| INFORMATION SHOWN |
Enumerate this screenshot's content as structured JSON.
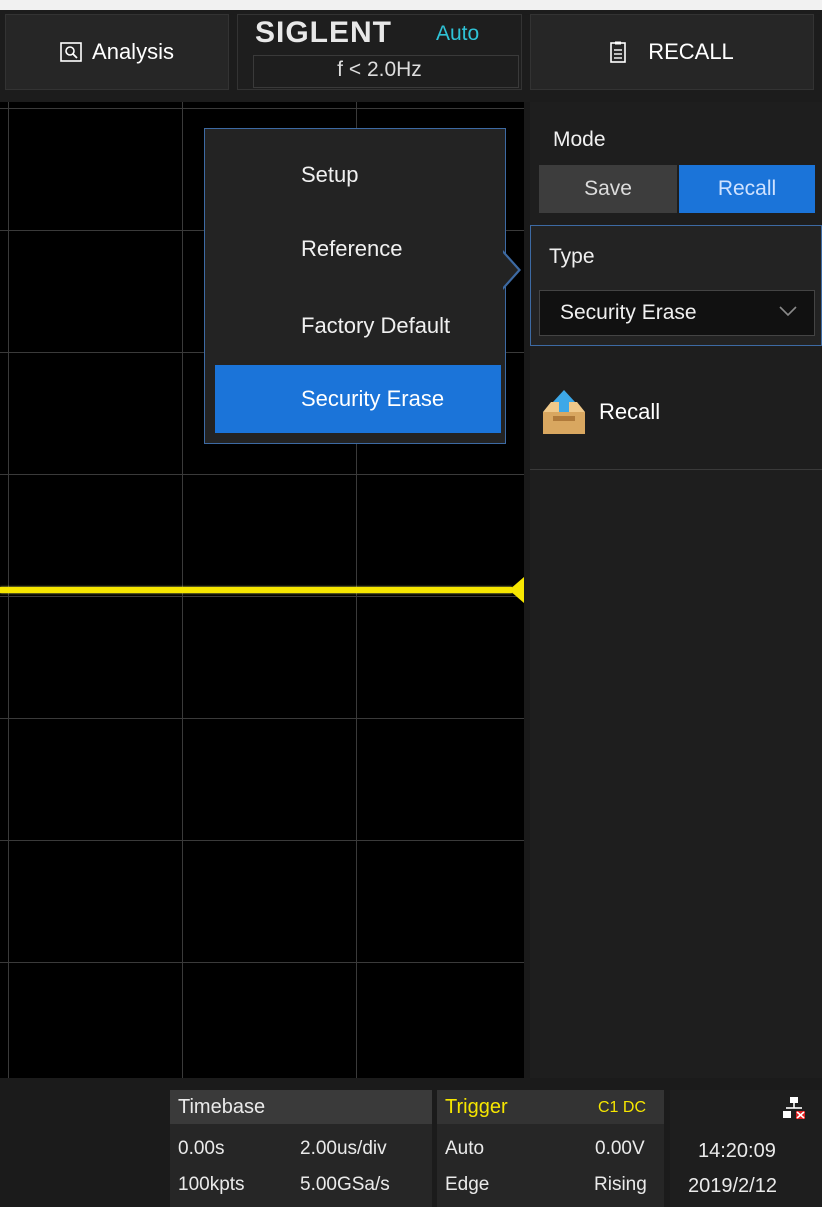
{
  "header": {
    "analysis_label": "Analysis",
    "brand": "SIGLENT",
    "trigger_mode": "Auto",
    "frequency": "f < 2.0Hz",
    "menu_title": "RECALL"
  },
  "popup_menu": {
    "items": [
      {
        "label": "Setup",
        "selected": false
      },
      {
        "label": "Reference",
        "selected": false
      },
      {
        "label": "Factory Default",
        "selected": false
      },
      {
        "label": "Security Erase",
        "selected": true
      }
    ]
  },
  "side_panel": {
    "mode_label": "Mode",
    "mode_options": [
      "Save",
      "Recall"
    ],
    "mode_selected": "Recall",
    "type_label": "Type",
    "type_value": "Security Erase",
    "recall_label": "Recall"
  },
  "status_bar": {
    "timebase": {
      "title": "Timebase",
      "delay": "0.00s",
      "scale": "2.00us/div",
      "memory_depth": "100kpts",
      "sample_rate": "5.00GSa/s"
    },
    "trigger": {
      "title": "Trigger",
      "source": "C1 DC",
      "mode": "Auto",
      "level": "0.00V",
      "type": "Edge",
      "slope": "Rising"
    },
    "clock": {
      "time": "14:20:09",
      "date": "2019/2/12"
    }
  },
  "colors": {
    "accent": "#1b74d9",
    "trace": "#f6e600",
    "auto": "#2fc3d6",
    "trigger_title": "#f6e600"
  }
}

| TASK TO CARRY OUT |
Quote each record exactly as it stands, minus the pictures.

| ANSWER |
Enumerate this screenshot's content as structured JSON.
{
  "header": {
    "analysis_label": "Analysis",
    "brand": "SIGLENT",
    "trigger_mode": "Auto",
    "frequency": "f < 2.0Hz",
    "menu_title": "RECALL"
  },
  "popup_menu": {
    "items": [
      {
        "label": "Setup",
        "selected": false
      },
      {
        "label": "Reference",
        "selected": false
      },
      {
        "label": "Factory Default",
        "selected": false
      },
      {
        "label": "Security Erase",
        "selected": true
      }
    ]
  },
  "side_panel": {
    "mode_label": "Mode",
    "mode_options": [
      "Save",
      "Recall"
    ],
    "mode_selected": "Recall",
    "type_label": "Type",
    "type_value": "Security Erase",
    "recall_label": "Recall"
  },
  "status_bar": {
    "timebase": {
      "title": "Timebase",
      "delay": "0.00s",
      "scale": "2.00us/div",
      "memory_depth": "100kpts",
      "sample_rate": "5.00GSa/s"
    },
    "trigger": {
      "title": "Trigger",
      "source": "C1 DC",
      "mode": "Auto",
      "level": "0.00V",
      "type": "Edge",
      "slope": "Rising"
    },
    "clock": {
      "time": "14:20:09",
      "date": "2019/2/12"
    }
  },
  "colors": {
    "accent": "#1b74d9",
    "trace": "#f6e600",
    "auto": "#2fc3d6",
    "trigger_title": "#f6e600"
  }
}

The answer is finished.